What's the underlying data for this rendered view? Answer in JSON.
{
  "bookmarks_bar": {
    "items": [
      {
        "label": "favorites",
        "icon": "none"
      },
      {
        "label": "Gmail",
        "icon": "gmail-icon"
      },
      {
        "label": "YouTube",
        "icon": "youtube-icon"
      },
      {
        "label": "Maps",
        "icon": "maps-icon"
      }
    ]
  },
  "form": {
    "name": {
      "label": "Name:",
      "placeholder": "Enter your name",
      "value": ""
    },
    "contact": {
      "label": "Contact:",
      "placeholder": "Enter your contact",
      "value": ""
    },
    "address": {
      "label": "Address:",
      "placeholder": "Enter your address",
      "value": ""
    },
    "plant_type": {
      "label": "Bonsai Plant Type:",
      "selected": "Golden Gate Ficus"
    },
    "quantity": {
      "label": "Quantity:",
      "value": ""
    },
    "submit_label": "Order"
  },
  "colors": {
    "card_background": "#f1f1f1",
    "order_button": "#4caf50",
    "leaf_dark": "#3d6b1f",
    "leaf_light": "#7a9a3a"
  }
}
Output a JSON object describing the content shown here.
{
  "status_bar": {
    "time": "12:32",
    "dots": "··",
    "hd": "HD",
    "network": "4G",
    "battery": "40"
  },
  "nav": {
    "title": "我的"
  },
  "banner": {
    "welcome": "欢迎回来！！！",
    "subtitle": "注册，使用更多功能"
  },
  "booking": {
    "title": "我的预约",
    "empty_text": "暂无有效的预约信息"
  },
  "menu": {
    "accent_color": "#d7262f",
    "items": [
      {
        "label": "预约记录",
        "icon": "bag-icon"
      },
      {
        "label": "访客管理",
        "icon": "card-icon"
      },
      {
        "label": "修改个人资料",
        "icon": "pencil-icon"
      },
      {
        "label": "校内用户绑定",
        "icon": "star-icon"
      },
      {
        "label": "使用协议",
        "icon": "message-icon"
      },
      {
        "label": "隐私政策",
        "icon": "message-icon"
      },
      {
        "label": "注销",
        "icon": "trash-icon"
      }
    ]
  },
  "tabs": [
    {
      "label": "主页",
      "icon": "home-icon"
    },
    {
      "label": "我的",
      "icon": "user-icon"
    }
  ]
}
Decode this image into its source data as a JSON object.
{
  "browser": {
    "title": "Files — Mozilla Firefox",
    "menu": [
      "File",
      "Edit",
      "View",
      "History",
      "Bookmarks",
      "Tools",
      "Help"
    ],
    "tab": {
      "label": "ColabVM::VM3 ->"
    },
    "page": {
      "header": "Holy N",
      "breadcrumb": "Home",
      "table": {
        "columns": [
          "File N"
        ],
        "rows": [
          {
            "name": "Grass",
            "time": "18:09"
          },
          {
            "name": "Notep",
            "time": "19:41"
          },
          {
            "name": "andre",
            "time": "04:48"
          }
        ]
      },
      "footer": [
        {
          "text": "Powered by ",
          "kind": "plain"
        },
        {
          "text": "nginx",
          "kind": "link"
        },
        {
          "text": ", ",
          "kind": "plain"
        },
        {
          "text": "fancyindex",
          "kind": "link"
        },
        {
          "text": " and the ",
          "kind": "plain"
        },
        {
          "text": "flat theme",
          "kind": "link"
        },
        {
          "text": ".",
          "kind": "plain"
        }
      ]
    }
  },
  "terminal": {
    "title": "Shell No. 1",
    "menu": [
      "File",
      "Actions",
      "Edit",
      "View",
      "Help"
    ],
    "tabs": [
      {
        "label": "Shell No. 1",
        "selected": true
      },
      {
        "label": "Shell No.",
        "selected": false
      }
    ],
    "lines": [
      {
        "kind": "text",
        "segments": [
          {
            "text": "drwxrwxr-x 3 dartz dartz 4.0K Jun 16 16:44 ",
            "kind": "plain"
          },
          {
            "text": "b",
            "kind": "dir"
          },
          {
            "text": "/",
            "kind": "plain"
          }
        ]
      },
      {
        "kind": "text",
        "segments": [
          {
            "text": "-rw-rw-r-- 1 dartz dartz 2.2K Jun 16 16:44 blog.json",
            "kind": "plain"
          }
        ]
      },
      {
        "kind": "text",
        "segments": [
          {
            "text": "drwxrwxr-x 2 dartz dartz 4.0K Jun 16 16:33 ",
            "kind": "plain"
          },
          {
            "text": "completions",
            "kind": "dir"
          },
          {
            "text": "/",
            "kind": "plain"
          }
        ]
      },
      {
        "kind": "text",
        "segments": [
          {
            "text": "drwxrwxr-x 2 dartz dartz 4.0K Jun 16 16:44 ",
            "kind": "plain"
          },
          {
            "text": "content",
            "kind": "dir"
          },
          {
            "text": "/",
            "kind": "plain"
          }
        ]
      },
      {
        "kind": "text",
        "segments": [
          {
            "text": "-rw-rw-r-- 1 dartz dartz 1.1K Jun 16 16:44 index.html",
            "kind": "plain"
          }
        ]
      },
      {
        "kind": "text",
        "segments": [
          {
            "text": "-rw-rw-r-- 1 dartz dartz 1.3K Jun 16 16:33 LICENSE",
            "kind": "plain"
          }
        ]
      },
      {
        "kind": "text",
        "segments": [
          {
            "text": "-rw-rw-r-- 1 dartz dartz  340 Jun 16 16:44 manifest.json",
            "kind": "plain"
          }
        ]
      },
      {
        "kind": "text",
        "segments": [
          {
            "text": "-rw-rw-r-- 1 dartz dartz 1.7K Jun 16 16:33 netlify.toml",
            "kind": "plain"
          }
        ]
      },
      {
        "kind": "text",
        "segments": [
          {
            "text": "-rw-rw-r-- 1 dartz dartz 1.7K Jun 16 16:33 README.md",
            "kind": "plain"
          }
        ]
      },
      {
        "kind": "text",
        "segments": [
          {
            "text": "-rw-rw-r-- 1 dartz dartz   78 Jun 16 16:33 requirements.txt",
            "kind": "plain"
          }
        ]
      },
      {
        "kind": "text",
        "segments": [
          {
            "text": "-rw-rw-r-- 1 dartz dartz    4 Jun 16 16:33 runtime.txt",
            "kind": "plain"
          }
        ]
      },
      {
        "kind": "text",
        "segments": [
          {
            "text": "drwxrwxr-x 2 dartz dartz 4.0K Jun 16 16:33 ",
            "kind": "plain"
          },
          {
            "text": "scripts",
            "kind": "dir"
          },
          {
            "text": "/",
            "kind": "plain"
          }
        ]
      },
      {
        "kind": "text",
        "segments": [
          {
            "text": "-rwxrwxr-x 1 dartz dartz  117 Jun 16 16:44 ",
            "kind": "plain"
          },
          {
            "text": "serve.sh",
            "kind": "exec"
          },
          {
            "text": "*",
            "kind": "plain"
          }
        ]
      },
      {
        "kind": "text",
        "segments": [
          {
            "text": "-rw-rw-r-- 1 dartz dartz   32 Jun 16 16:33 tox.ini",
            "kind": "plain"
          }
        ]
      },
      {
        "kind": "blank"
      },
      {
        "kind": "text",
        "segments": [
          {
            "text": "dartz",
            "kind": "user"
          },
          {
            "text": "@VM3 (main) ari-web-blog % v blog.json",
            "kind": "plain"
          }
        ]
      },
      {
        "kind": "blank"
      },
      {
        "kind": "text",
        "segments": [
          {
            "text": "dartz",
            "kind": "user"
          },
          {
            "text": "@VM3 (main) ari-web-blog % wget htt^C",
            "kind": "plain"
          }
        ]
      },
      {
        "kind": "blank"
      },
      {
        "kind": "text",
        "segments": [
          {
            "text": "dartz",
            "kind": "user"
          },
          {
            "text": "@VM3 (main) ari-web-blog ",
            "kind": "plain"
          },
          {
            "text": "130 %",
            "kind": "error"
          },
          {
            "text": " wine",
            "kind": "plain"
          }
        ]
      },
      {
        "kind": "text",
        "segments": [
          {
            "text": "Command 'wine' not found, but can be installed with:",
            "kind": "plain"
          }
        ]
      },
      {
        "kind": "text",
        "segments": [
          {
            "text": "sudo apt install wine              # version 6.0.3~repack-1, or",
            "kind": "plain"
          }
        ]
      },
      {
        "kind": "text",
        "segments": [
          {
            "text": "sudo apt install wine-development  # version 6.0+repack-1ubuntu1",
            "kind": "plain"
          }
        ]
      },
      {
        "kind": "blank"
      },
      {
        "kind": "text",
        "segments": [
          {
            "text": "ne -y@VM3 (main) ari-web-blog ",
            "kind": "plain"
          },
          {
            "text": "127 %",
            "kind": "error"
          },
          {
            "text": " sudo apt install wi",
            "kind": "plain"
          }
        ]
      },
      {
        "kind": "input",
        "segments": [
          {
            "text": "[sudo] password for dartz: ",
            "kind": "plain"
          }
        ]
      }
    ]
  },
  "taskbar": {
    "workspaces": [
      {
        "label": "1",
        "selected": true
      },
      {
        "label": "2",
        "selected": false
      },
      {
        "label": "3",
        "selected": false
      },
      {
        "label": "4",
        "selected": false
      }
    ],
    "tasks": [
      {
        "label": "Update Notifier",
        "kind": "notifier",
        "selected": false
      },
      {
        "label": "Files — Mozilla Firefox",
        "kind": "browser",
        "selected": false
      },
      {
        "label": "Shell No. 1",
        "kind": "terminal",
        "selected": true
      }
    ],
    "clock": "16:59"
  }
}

********

Lines that hold the word "drwxrwxr" are the ones to return, every one of them.

- [Output for this task]:
            "text": "drwxrwxr-x 3 dartz dartz 4.0K Jun 16 16:44 ",
            "text": "drwxrwxr-x 2 dartz dartz 4.0K Jun 16 16:33 ",
            "text": "drwxrwxr-x 2 dartz dartz 4.0K Jun 16 16:44 ",
            "text": "drwxrwxr-x 2 dartz dartz 4.0K Jun 16 16:33 ",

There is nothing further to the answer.